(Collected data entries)

# # # # #

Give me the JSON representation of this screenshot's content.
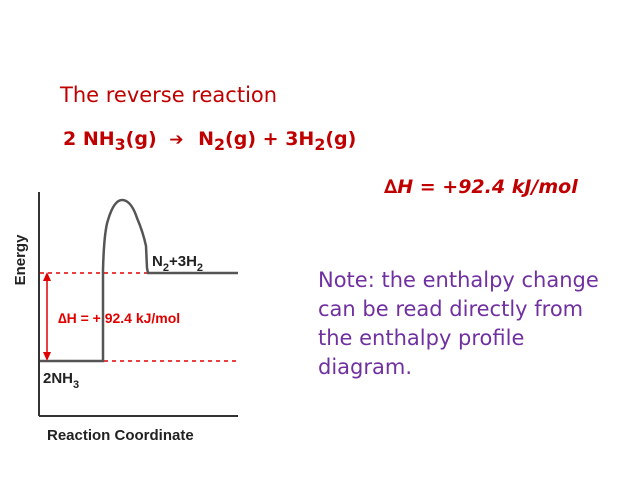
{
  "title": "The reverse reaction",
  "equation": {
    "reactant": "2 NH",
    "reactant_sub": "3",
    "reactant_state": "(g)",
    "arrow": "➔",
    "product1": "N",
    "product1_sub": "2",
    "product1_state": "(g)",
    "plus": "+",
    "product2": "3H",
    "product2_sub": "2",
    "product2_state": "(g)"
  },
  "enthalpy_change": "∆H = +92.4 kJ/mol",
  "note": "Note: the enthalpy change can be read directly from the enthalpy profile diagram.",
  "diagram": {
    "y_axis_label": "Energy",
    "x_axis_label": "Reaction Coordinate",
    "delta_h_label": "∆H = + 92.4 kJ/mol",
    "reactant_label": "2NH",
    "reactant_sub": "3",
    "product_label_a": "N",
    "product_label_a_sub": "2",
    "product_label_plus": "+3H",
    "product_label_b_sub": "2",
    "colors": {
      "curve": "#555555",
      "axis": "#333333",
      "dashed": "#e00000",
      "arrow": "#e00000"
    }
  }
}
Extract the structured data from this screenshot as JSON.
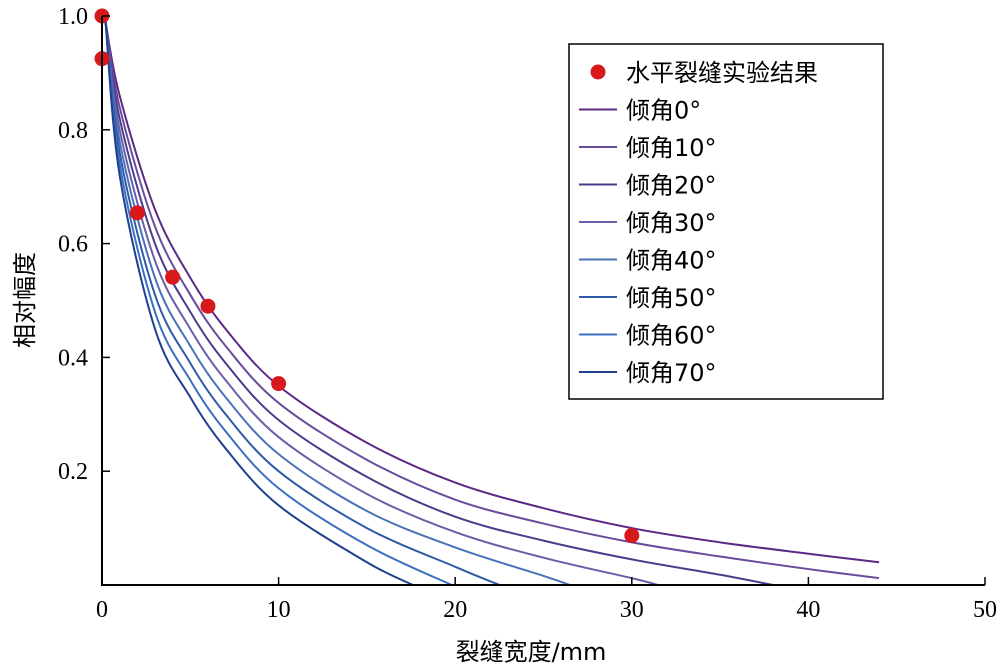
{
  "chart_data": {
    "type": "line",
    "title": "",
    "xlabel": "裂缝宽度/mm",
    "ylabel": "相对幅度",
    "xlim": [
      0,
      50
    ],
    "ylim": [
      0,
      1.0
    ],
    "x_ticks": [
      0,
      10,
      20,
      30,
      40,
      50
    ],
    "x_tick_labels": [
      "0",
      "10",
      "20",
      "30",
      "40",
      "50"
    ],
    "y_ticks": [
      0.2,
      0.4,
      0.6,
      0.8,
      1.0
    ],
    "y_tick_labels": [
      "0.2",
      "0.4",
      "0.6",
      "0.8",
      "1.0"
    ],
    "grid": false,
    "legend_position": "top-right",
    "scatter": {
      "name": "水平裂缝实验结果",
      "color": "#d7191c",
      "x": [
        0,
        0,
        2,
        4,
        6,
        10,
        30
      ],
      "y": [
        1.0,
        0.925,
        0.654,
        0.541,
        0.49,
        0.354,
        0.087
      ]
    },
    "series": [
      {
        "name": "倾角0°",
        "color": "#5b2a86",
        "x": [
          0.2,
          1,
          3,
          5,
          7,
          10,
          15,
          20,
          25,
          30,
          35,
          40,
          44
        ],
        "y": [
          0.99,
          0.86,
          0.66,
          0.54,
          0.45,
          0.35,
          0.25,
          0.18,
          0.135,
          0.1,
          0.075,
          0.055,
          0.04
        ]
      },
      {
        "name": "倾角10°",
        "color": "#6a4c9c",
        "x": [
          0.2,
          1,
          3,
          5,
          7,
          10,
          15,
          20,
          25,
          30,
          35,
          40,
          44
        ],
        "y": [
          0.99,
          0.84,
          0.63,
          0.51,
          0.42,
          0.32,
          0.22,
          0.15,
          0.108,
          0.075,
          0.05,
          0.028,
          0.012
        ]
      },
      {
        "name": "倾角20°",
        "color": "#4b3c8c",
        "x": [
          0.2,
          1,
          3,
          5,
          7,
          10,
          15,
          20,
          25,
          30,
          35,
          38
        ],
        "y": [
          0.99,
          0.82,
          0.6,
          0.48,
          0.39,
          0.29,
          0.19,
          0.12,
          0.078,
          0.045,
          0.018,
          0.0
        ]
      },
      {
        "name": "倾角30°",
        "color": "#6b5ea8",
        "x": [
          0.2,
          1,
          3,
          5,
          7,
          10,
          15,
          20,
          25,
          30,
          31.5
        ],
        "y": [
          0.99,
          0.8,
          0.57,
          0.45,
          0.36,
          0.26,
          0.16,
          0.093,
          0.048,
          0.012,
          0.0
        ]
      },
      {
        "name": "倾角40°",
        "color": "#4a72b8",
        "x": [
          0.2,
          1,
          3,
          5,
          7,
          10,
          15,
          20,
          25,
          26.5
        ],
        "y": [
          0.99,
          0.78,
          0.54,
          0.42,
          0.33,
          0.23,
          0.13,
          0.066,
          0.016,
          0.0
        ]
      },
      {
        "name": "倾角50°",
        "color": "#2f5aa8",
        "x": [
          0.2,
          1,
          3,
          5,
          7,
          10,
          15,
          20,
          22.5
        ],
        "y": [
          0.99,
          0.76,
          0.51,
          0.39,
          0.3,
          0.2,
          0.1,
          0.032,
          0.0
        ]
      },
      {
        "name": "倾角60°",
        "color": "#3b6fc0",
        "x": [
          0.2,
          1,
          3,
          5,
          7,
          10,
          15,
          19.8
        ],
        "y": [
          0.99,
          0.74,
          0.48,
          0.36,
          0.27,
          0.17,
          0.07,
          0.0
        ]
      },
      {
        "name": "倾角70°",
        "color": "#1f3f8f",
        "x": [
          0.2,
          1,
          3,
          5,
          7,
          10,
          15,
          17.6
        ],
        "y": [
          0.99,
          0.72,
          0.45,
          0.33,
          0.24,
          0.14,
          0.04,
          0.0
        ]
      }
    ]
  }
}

# # # # #

WHAT YOU NEED TO DO | Repeat the entries exactly. Pictures are excluded from the copy.

CORRECT OUTPUT |
Give me the JSON representation of this screenshot's content.
{
  "title": "The reverse reaction",
  "equation": {
    "reactant": "2 NH",
    "reactant_sub": "3",
    "reactant_state": "(g)",
    "arrow": "➔",
    "product1": "N",
    "product1_sub": "2",
    "product1_state": "(g)",
    "plus": "+",
    "product2": "3H",
    "product2_sub": "2",
    "product2_state": "(g)"
  },
  "enthalpy_change": "∆H = +92.4 kJ/mol",
  "note": "Note: the enthalpy change can be read directly from the enthalpy profile diagram.",
  "diagram": {
    "y_axis_label": "Energy",
    "x_axis_label": "Reaction Coordinate",
    "delta_h_label": "∆H = + 92.4 kJ/mol",
    "reactant_label": "2NH",
    "reactant_sub": "3",
    "product_label_a": "N",
    "product_label_a_sub": "2",
    "product_label_plus": "+3H",
    "product_label_b_sub": "2",
    "colors": {
      "curve": "#555555",
      "axis": "#333333",
      "dashed": "#e00000",
      "arrow": "#e00000"
    }
  }
}
Extract the structured data from this screenshot as JSON.
{
  "chart_data": {
    "type": "line",
    "title": "",
    "xlabel": "裂缝宽度/mm",
    "ylabel": "相对幅度",
    "xlim": [
      0,
      50
    ],
    "ylim": [
      0,
      1.0
    ],
    "x_ticks": [
      0,
      10,
      20,
      30,
      40,
      50
    ],
    "x_tick_labels": [
      "0",
      "10",
      "20",
      "30",
      "40",
      "50"
    ],
    "y_ticks": [
      0.2,
      0.4,
      0.6,
      0.8,
      1.0
    ],
    "y_tick_labels": [
      "0.2",
      "0.4",
      "0.6",
      "0.8",
      "1.0"
    ],
    "grid": false,
    "legend_position": "top-right",
    "scatter": {
      "name": "水平裂缝实验结果",
      "color": "#d7191c",
      "x": [
        0,
        0,
        2,
        4,
        6,
        10,
        30
      ],
      "y": [
        1.0,
        0.925,
        0.654,
        0.541,
        0.49,
        0.354,
        0.087
      ]
    },
    "series": [
      {
        "name": "倾角0°",
        "color": "#5b2a86",
        "x": [
          0.2,
          1,
          3,
          5,
          7,
          10,
          15,
          20,
          25,
          30,
          35,
          40,
          44
        ],
        "y": [
          0.99,
          0.86,
          0.66,
          0.54,
          0.45,
          0.35,
          0.25,
          0.18,
          0.135,
          0.1,
          0.075,
          0.055,
          0.04
        ]
      },
      {
        "name": "倾角10°",
        "color": "#6a4c9c",
        "x": [
          0.2,
          1,
          3,
          5,
          7,
          10,
          15,
          20,
          25,
          30,
          35,
          40,
          44
        ],
        "y": [
          0.99,
          0.84,
          0.63,
          0.51,
          0.42,
          0.32,
          0.22,
          0.15,
          0.108,
          0.075,
          0.05,
          0.028,
          0.012
        ]
      },
      {
        "name": "倾角20°",
        "color": "#4b3c8c",
        "x": [
          0.2,
          1,
          3,
          5,
          7,
          10,
          15,
          20,
          25,
          30,
          35,
          38
        ],
        "y": [
          0.99,
          0.82,
          0.6,
          0.48,
          0.39,
          0.29,
          0.19,
          0.12,
          0.078,
          0.045,
          0.018,
          0.0
        ]
      },
      {
        "name": "倾角30°",
        "color": "#6b5ea8",
        "x": [
          0.2,
          1,
          3,
          5,
          7,
          10,
          15,
          20,
          25,
          30,
          31.5
        ],
        "y": [
          0.99,
          0.8,
          0.57,
          0.45,
          0.36,
          0.26,
          0.16,
          0.093,
          0.048,
          0.012,
          0.0
        ]
      },
      {
        "name": "倾角40°",
        "color": "#4a72b8",
        "x": [
          0.2,
          1,
          3,
          5,
          7,
          10,
          15,
          20,
          25,
          26.5
        ],
        "y": [
          0.99,
          0.78,
          0.54,
          0.42,
          0.33,
          0.23,
          0.13,
          0.066,
          0.016,
          0.0
        ]
      },
      {
        "name": "倾角50°",
        "color": "#2f5aa8",
        "x": [
          0.2,
          1,
          3,
          5,
          7,
          10,
          15,
          20,
          22.5
        ],
        "y": [
          0.99,
          0.76,
          0.51,
          0.39,
          0.3,
          0.2,
          0.1,
          0.032,
          0.0
        ]
      },
      {
        "name": "倾角60°",
        "color": "#3b6fc0",
        "x": [
          0.2,
          1,
          3,
          5,
          7,
          10,
          15,
          19.8
        ],
        "y": [
          0.99,
          0.74,
          0.48,
          0.36,
          0.27,
          0.17,
          0.07,
          0.0
        ]
      },
      {
        "name": "倾角70°",
        "color": "#1f3f8f",
        "x": [
          0.2,
          1,
          3,
          5,
          7,
          10,
          15,
          17.6
        ],
        "y": [
          0.99,
          0.72,
          0.45,
          0.33,
          0.24,
          0.14,
          0.04,
          0.0
        ]
      }
    ]
  }
}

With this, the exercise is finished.